● Written problem: Retype the full set of records. Keep every character identical.

● Records shown:
------------------------

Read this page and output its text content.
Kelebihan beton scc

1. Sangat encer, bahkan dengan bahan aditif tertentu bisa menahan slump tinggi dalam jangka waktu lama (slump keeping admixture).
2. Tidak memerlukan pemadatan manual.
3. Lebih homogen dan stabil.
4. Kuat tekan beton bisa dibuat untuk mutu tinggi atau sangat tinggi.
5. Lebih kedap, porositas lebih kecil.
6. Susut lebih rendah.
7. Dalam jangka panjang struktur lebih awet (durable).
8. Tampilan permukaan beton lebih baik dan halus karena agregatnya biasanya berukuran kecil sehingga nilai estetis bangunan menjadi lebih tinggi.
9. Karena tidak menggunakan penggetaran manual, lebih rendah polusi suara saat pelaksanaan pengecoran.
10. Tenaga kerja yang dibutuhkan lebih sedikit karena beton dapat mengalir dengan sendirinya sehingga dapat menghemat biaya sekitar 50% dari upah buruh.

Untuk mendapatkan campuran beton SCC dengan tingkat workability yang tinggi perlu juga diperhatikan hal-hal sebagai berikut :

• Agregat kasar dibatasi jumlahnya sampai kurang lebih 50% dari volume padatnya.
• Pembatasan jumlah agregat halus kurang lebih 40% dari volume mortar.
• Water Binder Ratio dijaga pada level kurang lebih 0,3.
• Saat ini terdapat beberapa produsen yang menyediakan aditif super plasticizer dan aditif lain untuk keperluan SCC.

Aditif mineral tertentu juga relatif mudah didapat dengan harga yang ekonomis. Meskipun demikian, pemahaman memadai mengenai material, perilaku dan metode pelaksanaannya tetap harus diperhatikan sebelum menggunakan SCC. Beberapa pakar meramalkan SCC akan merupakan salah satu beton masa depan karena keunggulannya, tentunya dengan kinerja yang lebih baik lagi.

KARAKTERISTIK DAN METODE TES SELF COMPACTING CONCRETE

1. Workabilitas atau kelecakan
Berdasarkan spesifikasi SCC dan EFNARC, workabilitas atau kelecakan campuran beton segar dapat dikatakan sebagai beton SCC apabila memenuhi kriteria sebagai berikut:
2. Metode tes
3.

------------------------

● Final result:
Read this page and output its text content.
Kelebihan beton scc

1. Sangat encer, bahkan dengan bahan aditif tertentu bisa menahan slump tinggi dalam jangka waktu lama (slump keeping admixture).
2. Tidak memerlukan pemadatan manual.
3. Lebih homogen dan stabil.
4. Kuat tekan beton bisa dibuat untuk mutu tinggi atau sangat tinggi.
5. Lebih kedap, porositas lebih kecil.
6. Susut lebih rendah.
7. Dalam jangka panjang struktur lebih awet (durable).
8. Tampilan permukaan beton lebih baik dan halus karena agregatnya biasanya berukuran kecil sehingga nilai estetis bangunan menjadi lebih tinggi.
9. Karena tidak menggunakan penggetaran manual, lebih rendah polusi suara saat pelaksanaan pengecoran.
10. Tenaga kerja yang dibutuhkan lebih sedikit karena beton dapat mengalir dengan sendirinya sehingga dapat menghemat biaya sekitar 50% dari upah buruh.

Untuk mendapatkan campuran beton SCC dengan tingkat workability yang tinggi perlu juga diperhatikan hal-hal sebagai berikut :

• Agregat kasar dibatasi jumlahnya sampai kurang lebih 50% dari volume padatnya.
• Pembatasan jumlah agregat halus kurang lebih 40% dari volume mortar.
• Water Binder Ratio dijaga pada level kurang lebih 0,3.
• Saat ini terdapat beberapa produsen yang menyediakan aditif super plasticizer dan aditif lain untuk keperluan SCC.

Aditif mineral tertentu juga relatif mudah didapat dengan harga yang ekonomis. Meskipun demikian, pemahaman memadai mengenai material, perilaku dan metode pelaksanaannya tetap harus diperhatikan sebelum menggunakan SCC. Beberapa pakar meramalkan SCC akan merupakan salah satu beton masa depan karena keunggulannya, tentunya dengan kinerja yang lebih baik lagi.

KARAKTERISTIK DAN METODE TES SELF COMPACTING CONCRETE

1. Workabilitas atau kelecakan
Berdasarkan spesifikasi SCC dan EFNARC, workabilitas atau kelecakan campuran beton segar dapat dikatakan sebagai beton SCC apabila memenuhi kriteria sebagai berikut:
2. Metode tes
3.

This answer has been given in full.